# Problem statement:
Return all lines that include the string "olio".

# Materials provided:
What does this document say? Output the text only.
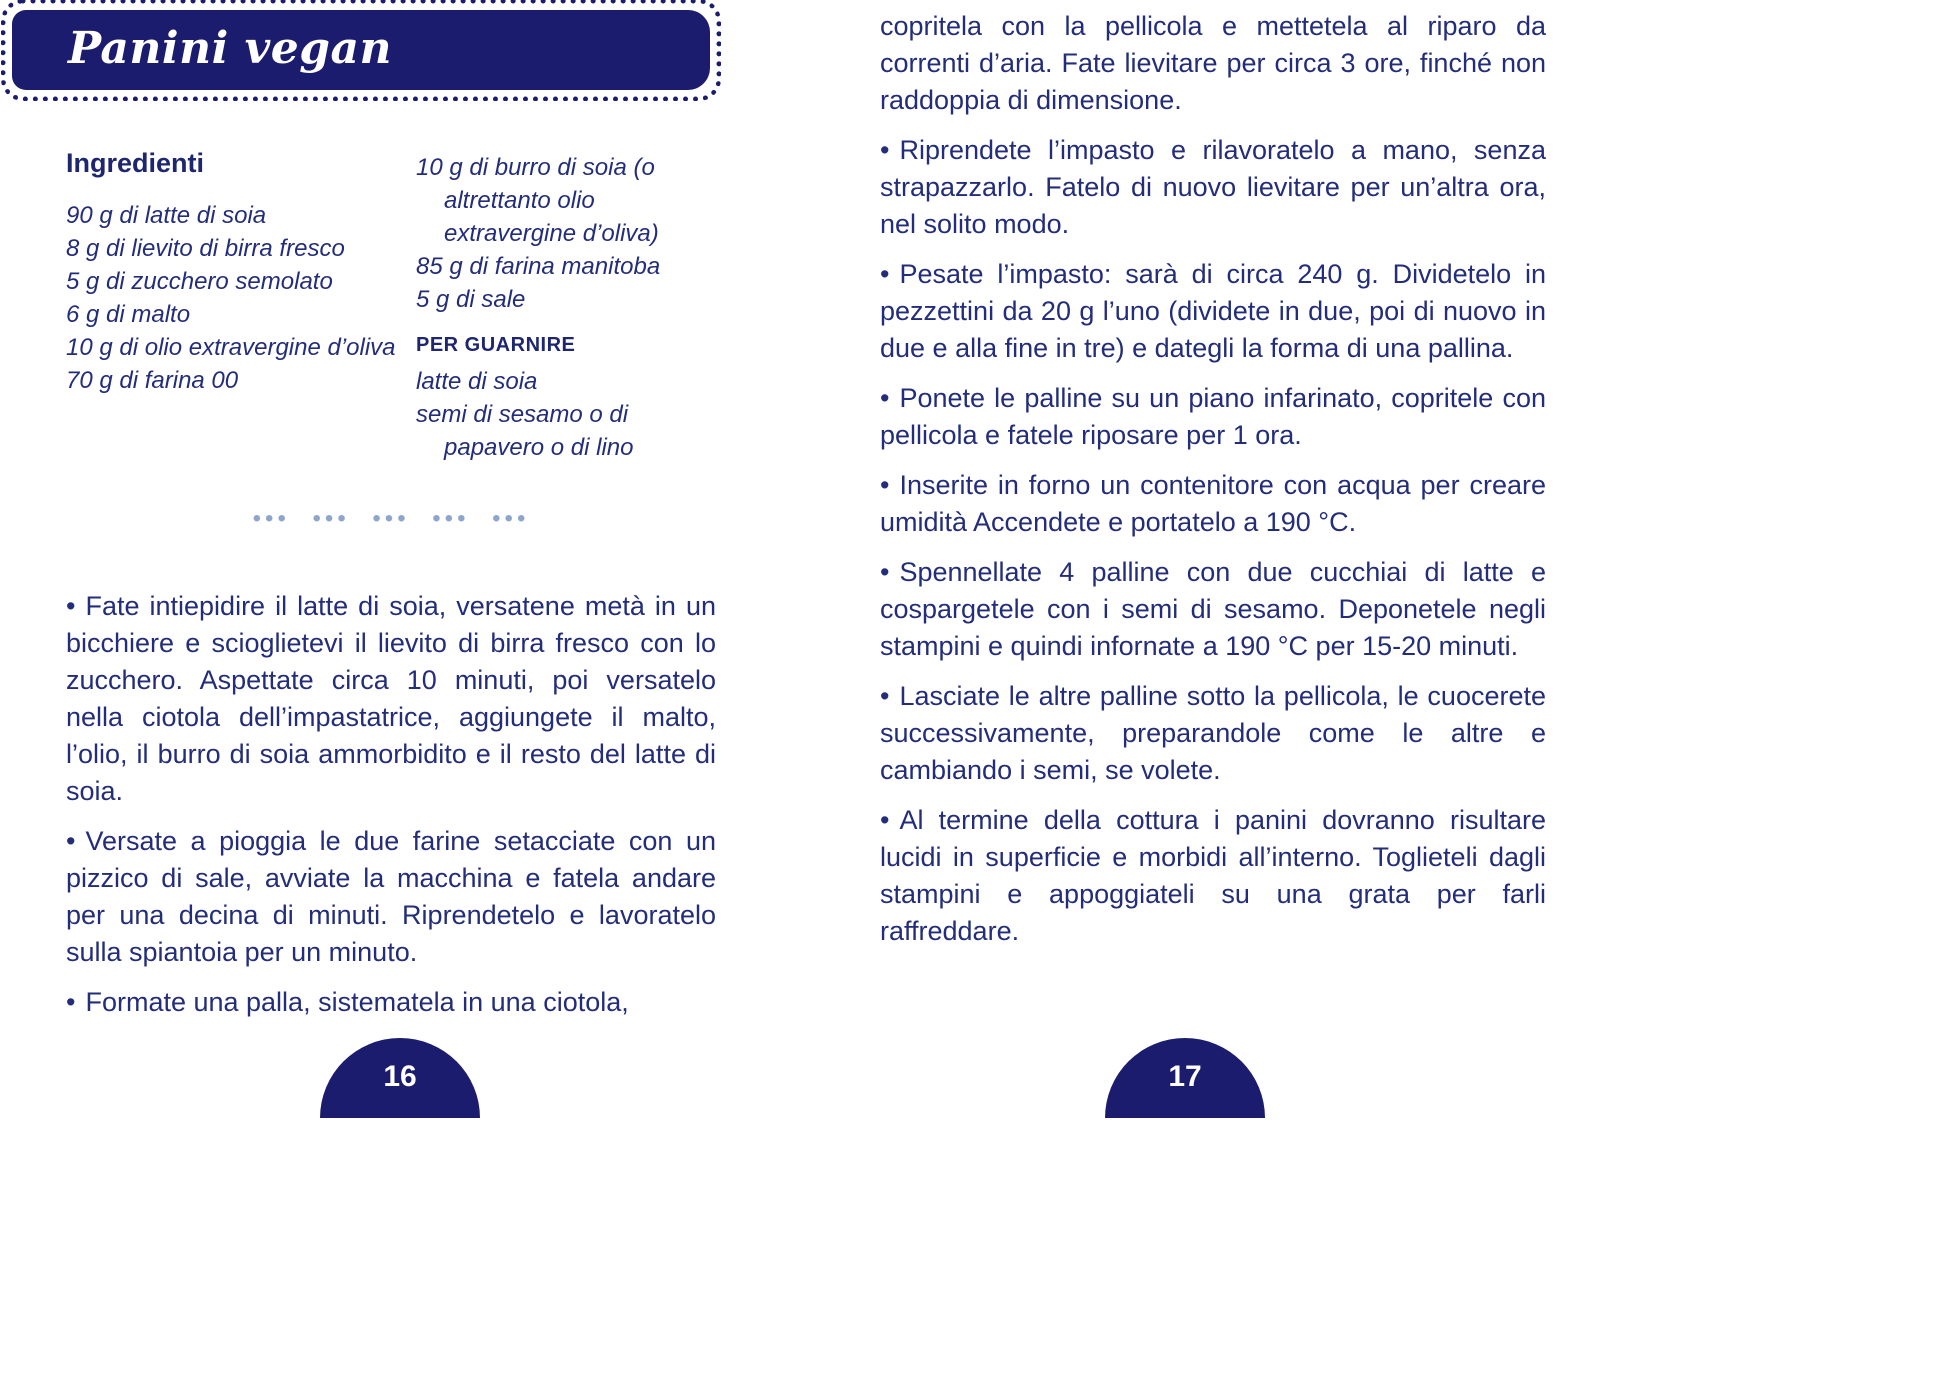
Panini vegan
Ingredienti
90 g di latte di soia
8 g di lievito di birra fresco
5 g di zucchero semolato
6 g di malto
10 g di olio extravergine d’oliva
70 g di farina 00
10 g di burro di soia (o altrettanto olio extravergine d’oliva)
85 g di farina manitoba
5 g di sale
PER GUARNIRE
latte di soia
semi di sesamo o di papavero o di lino
••• ••• ••• ••• •••

• Fate intiepidire il latte di soia, versatene metà in un bicchiere e scioglietevi il lievito di birra fresco con lo zucchero. Aspettate circa 10 minuti, poi versatelo nella ciotola dell’impastatrice, aggiungete il malto, l’olio, il burro di soia ammorbidito e il resto del latte di soia.

• Versate a pioggia le due farine setacciate con un pizzico di sale, avviate la macchina e fatela andare per una decina di minuti. Riprendetelo e lavoratelo sulla spiantoia per un minuto.

• Formate una palla, sistematela in una ciotola,

16

copritela con la pellicola e mettetela al riparo da correnti d’aria. Fate lievitare per circa 3 ore, finché non raddoppia di dimensione.

• Riprendete l’impasto e rilavoratelo a mano, senza strapazzarlo. Fatelo di nuovo lievitare per un’altra ora, nel solito modo.

• Pesate l’impasto: sarà di circa 240 g. Dividetelo in pezzettini da 20 g l’uno (dividete in due, poi di nuovo in due e alla fine in tre) e dategli la forma di una pallina.

• Ponete le palline su un piano infarinato, copritele con pellicola e fatele riposare per 1 ora.

• Inserite in forno un contenitore con acqua per creare umidità Accendete e portatelo a 190 °C.

• Spennellate 4 palline con due cucchiai di latte e cospargetele con i semi di sesamo. Deponetele negli stampini e quindi infornate a 190 °C per 15-20 minuti.

• Lasciate le altre palline sotto la pellicola, le cuocerete successivamente, preparandole come le altre e cambiando i semi, se volete.

• Al termine della cottura i panini dovranno risultare lucidi in superficie e morbidi all’interno. Toglieteli dagli stampini e appoggiateli su una grata per farli raffreddare.

17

# Result:
10 g di olio extravergine d’oliva
10 g di burro di soia (o altrettanto olio extravergine d’oliva)
• Fate intiepidire il latte di soia, versatene metà in un bicchiere e scioglietevi il lievito di birra fresco con lo zucchero. Aspettate circa 10 minuti, poi versatelo nella ciotola dell’impastatrice, aggiungete il malto, l’olio, il burro di soia ammorbidito e il resto del latte di soia.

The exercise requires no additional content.